* Start *

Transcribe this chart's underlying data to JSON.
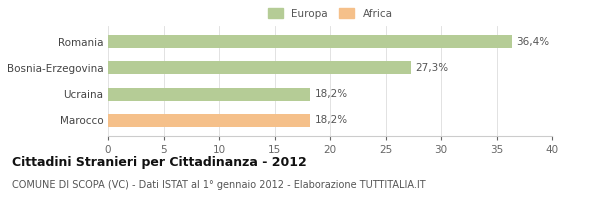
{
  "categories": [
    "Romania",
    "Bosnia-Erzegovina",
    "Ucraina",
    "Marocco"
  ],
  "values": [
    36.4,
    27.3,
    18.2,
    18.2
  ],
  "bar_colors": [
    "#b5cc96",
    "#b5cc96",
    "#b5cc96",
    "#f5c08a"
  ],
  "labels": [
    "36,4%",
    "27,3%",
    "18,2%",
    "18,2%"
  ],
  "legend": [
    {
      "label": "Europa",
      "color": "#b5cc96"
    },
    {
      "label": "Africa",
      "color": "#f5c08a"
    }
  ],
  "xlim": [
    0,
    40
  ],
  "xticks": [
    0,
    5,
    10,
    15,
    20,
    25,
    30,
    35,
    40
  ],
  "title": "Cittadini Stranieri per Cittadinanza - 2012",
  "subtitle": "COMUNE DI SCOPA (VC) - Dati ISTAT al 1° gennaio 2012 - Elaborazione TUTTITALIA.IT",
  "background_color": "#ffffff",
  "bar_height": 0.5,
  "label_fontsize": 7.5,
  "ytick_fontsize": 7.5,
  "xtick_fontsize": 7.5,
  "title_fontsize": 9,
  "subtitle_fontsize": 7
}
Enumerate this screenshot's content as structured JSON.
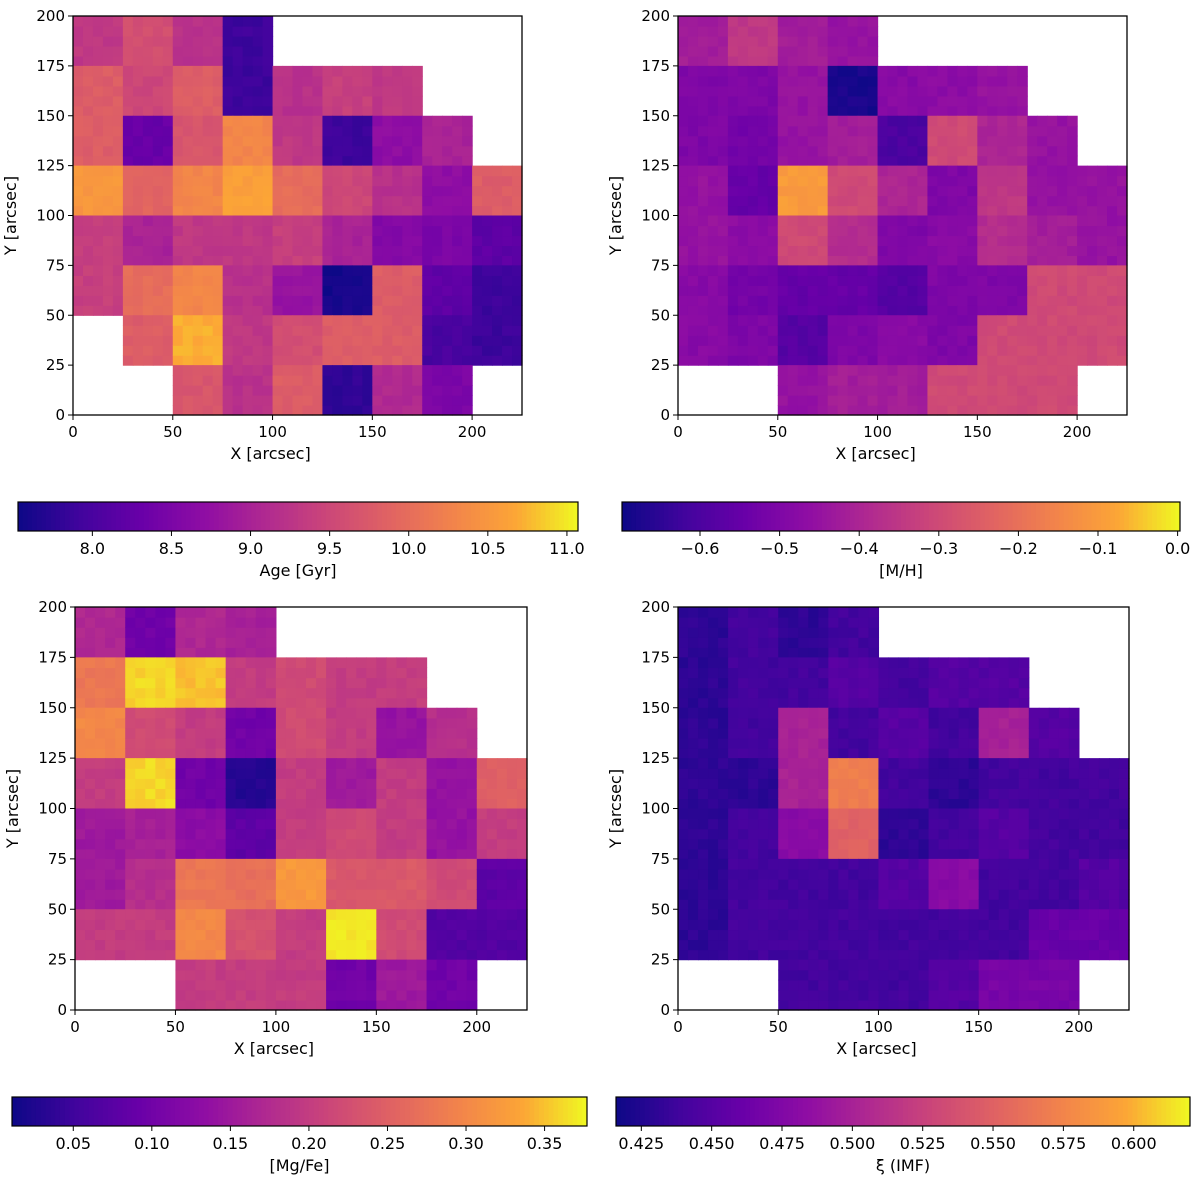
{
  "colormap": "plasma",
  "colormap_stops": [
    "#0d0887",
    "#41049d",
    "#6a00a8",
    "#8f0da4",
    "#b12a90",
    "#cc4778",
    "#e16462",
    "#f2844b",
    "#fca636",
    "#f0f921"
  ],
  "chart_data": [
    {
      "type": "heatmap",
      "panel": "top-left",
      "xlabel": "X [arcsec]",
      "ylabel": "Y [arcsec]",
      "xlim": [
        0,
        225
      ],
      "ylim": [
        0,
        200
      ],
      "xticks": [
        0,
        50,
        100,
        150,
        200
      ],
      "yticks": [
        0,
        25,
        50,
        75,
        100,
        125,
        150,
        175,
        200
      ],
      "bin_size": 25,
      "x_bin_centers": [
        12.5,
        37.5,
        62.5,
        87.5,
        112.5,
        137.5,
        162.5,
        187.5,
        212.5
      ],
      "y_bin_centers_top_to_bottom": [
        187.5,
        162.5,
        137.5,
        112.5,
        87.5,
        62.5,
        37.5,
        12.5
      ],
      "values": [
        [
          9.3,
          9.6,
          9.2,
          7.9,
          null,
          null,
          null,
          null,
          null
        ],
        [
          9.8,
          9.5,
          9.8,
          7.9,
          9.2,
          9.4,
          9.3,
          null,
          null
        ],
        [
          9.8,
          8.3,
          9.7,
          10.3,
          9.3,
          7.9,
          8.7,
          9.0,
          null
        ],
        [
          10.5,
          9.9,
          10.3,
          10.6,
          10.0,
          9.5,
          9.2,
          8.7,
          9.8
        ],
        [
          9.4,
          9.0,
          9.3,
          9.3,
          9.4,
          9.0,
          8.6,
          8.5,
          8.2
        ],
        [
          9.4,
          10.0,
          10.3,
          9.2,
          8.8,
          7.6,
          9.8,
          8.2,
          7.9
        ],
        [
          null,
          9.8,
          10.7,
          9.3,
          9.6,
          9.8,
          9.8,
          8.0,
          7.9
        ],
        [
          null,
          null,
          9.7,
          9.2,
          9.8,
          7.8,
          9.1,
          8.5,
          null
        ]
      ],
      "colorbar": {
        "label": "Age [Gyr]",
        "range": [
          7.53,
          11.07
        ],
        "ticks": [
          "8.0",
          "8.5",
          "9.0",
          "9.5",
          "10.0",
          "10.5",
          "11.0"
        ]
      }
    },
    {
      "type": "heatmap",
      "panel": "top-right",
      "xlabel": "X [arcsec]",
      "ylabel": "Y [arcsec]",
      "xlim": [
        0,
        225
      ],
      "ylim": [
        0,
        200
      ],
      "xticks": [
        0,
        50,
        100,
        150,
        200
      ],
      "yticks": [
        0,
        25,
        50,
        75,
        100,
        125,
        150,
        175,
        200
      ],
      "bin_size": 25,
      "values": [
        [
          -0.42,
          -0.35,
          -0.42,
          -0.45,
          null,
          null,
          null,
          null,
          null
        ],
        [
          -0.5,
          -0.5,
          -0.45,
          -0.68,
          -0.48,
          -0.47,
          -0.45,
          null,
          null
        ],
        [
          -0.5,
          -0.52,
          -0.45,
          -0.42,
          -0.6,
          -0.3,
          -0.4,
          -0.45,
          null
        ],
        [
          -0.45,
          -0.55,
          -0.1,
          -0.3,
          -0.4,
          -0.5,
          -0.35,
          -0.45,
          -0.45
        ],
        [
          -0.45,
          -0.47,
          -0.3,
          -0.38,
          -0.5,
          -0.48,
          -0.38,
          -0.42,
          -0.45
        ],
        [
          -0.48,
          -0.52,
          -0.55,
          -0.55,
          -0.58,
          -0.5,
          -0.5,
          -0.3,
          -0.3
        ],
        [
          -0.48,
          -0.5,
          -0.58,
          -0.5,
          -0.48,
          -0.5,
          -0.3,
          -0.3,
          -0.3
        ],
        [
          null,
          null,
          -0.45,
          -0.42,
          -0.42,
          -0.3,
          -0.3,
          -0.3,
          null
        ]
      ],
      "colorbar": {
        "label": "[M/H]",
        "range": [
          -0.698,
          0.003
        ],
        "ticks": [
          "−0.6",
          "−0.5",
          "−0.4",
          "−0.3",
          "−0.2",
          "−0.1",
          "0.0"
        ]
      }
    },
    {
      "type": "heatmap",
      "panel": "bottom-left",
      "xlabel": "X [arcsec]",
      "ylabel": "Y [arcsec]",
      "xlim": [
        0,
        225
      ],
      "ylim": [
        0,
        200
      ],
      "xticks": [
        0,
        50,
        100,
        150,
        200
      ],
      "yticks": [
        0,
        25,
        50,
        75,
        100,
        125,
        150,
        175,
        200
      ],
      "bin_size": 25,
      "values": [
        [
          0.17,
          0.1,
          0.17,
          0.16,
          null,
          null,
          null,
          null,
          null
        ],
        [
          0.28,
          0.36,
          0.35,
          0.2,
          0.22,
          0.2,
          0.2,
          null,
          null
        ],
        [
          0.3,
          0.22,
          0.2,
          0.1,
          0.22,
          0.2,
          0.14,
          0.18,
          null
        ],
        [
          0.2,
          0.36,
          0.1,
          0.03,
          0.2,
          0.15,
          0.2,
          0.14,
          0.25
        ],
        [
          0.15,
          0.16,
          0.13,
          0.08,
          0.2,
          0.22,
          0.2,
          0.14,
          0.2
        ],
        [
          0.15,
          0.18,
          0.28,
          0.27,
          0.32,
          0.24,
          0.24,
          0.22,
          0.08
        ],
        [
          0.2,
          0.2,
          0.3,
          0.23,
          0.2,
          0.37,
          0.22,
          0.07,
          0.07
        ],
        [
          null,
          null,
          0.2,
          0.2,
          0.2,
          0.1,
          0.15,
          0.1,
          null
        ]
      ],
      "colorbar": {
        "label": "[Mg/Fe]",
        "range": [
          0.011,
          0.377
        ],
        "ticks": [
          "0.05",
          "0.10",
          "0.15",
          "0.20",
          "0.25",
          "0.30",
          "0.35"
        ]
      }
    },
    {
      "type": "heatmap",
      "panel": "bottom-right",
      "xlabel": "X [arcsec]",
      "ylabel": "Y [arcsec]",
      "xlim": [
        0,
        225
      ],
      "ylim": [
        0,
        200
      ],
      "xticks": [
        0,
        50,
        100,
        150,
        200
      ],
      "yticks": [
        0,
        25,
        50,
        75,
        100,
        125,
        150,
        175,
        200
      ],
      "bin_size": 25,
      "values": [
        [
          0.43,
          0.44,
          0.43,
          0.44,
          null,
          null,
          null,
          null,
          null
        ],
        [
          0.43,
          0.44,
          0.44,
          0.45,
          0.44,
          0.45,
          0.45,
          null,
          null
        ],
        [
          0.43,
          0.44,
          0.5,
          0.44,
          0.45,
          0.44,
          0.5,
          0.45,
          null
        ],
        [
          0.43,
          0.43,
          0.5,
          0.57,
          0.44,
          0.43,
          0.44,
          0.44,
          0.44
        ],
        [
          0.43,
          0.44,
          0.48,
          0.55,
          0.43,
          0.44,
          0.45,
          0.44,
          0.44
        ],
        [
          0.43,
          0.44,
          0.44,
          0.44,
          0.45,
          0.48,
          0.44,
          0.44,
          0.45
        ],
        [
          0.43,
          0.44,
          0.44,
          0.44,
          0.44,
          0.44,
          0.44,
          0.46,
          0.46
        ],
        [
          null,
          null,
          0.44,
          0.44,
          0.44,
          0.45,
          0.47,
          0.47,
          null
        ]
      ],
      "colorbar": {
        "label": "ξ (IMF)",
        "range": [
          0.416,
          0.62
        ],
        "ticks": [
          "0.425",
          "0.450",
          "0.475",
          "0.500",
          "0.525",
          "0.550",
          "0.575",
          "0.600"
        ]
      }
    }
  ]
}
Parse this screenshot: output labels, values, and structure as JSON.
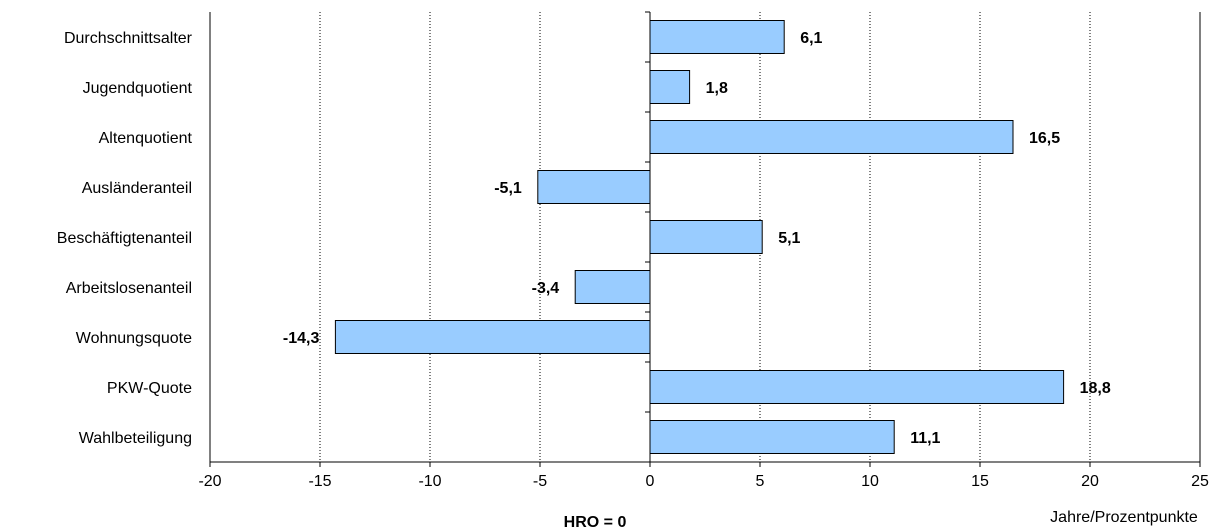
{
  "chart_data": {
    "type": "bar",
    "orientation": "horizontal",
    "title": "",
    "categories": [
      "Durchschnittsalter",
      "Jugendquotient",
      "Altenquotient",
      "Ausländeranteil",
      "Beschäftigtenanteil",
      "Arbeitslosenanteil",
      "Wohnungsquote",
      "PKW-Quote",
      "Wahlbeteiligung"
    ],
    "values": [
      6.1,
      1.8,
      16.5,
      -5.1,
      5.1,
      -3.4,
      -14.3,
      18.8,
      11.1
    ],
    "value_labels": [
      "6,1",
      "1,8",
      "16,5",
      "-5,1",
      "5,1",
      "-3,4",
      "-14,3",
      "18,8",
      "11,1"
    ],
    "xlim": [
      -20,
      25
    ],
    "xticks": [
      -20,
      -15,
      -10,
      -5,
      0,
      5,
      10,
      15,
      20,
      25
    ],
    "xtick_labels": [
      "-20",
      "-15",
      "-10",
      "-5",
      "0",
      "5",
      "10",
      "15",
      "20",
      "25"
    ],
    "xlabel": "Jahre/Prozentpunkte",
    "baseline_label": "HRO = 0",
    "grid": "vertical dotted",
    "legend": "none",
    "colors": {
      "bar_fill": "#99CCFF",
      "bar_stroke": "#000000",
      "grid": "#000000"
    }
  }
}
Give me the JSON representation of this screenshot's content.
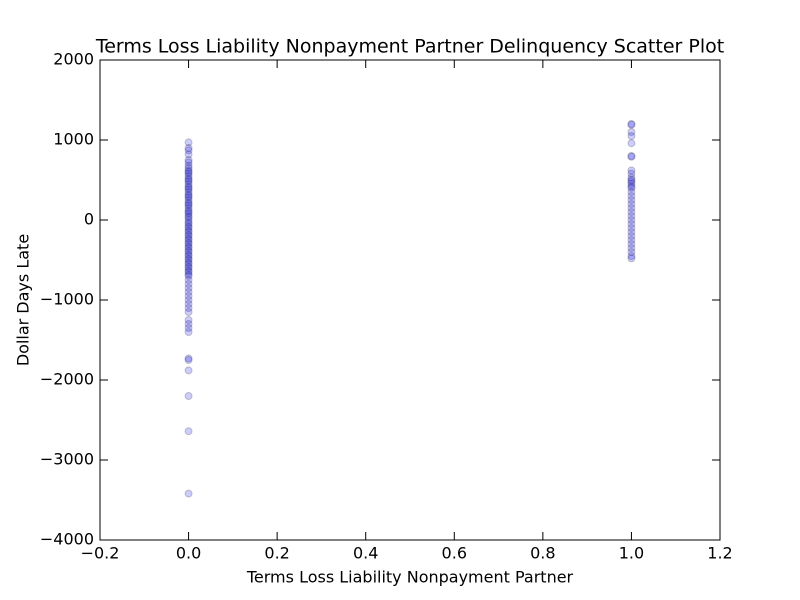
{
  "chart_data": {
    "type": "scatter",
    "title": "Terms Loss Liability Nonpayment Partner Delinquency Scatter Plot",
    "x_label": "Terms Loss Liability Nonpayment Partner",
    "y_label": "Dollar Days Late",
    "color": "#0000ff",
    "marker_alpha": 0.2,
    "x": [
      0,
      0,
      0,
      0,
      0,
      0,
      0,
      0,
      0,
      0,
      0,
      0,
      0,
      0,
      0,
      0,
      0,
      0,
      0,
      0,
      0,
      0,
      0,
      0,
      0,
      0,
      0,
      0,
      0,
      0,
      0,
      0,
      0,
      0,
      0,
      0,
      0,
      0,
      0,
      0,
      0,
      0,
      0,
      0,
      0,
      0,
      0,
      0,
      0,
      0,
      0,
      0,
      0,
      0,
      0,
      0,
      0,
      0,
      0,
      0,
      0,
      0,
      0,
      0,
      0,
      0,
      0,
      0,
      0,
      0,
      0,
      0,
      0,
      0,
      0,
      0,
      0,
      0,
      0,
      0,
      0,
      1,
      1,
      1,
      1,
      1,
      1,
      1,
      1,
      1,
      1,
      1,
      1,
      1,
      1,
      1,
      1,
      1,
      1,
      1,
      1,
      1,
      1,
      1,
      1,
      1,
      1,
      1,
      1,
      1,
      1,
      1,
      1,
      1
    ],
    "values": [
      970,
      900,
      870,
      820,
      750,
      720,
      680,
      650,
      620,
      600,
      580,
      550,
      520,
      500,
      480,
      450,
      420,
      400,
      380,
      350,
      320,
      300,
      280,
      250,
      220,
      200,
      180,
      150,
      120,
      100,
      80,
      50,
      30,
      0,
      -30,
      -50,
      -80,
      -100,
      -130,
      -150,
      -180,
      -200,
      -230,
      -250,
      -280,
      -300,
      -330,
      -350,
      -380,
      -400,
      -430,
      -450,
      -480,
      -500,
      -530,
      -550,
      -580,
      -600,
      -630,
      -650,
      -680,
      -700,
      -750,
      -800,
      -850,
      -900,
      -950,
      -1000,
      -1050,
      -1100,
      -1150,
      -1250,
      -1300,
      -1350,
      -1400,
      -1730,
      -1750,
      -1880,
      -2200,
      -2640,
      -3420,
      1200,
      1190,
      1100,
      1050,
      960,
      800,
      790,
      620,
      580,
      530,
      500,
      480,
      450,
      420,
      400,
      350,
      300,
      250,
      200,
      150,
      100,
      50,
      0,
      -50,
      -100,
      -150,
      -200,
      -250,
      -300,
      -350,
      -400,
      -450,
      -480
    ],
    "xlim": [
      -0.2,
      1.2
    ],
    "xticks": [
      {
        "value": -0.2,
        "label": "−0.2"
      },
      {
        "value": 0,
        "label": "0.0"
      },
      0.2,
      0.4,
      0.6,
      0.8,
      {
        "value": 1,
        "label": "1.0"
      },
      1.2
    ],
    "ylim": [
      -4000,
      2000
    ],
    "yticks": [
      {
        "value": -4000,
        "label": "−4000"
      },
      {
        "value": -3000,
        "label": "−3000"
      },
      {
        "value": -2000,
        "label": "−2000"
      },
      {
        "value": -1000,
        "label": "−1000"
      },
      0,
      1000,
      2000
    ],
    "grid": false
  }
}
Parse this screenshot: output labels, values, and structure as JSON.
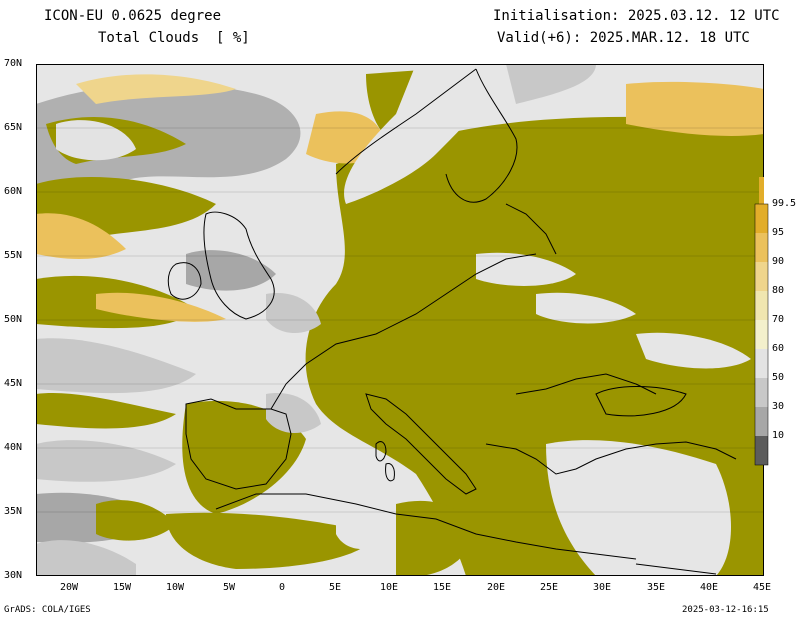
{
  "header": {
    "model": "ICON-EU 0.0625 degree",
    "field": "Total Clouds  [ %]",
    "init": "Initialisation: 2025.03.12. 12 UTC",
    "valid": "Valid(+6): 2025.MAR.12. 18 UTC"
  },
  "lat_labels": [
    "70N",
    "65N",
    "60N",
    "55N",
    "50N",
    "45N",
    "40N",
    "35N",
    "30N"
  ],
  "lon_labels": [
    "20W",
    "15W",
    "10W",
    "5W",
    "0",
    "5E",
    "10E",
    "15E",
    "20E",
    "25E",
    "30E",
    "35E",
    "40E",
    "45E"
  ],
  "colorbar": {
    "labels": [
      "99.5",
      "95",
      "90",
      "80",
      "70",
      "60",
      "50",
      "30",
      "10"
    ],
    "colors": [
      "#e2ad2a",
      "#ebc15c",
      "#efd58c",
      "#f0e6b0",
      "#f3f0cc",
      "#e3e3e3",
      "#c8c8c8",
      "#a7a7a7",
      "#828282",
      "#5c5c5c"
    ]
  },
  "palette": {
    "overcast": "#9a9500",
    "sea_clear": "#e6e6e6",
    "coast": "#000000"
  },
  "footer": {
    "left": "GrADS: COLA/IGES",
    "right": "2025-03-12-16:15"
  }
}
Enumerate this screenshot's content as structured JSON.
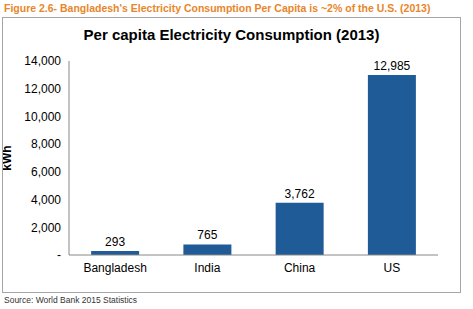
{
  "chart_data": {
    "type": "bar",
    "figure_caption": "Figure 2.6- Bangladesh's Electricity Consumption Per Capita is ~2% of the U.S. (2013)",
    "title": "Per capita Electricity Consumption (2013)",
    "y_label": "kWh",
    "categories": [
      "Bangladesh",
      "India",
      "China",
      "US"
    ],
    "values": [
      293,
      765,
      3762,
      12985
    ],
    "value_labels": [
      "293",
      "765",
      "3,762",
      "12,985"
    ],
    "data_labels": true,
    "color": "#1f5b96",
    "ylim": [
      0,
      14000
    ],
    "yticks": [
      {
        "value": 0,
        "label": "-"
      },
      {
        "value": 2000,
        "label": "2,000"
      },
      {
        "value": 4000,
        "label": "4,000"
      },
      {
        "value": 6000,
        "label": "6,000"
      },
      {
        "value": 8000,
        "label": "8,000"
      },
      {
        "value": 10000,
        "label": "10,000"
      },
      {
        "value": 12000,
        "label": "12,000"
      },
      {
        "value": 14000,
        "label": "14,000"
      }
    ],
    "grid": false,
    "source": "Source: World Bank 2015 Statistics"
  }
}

* End *

Task brief: Write out every line of the listing that holds the word "Loss".

Correct result:
    "title": "Terms Loss Liability Nonpayment Partner Delinquency Scatter Plot",
    "x_label": "Terms Loss Liability Nonpayment Partner",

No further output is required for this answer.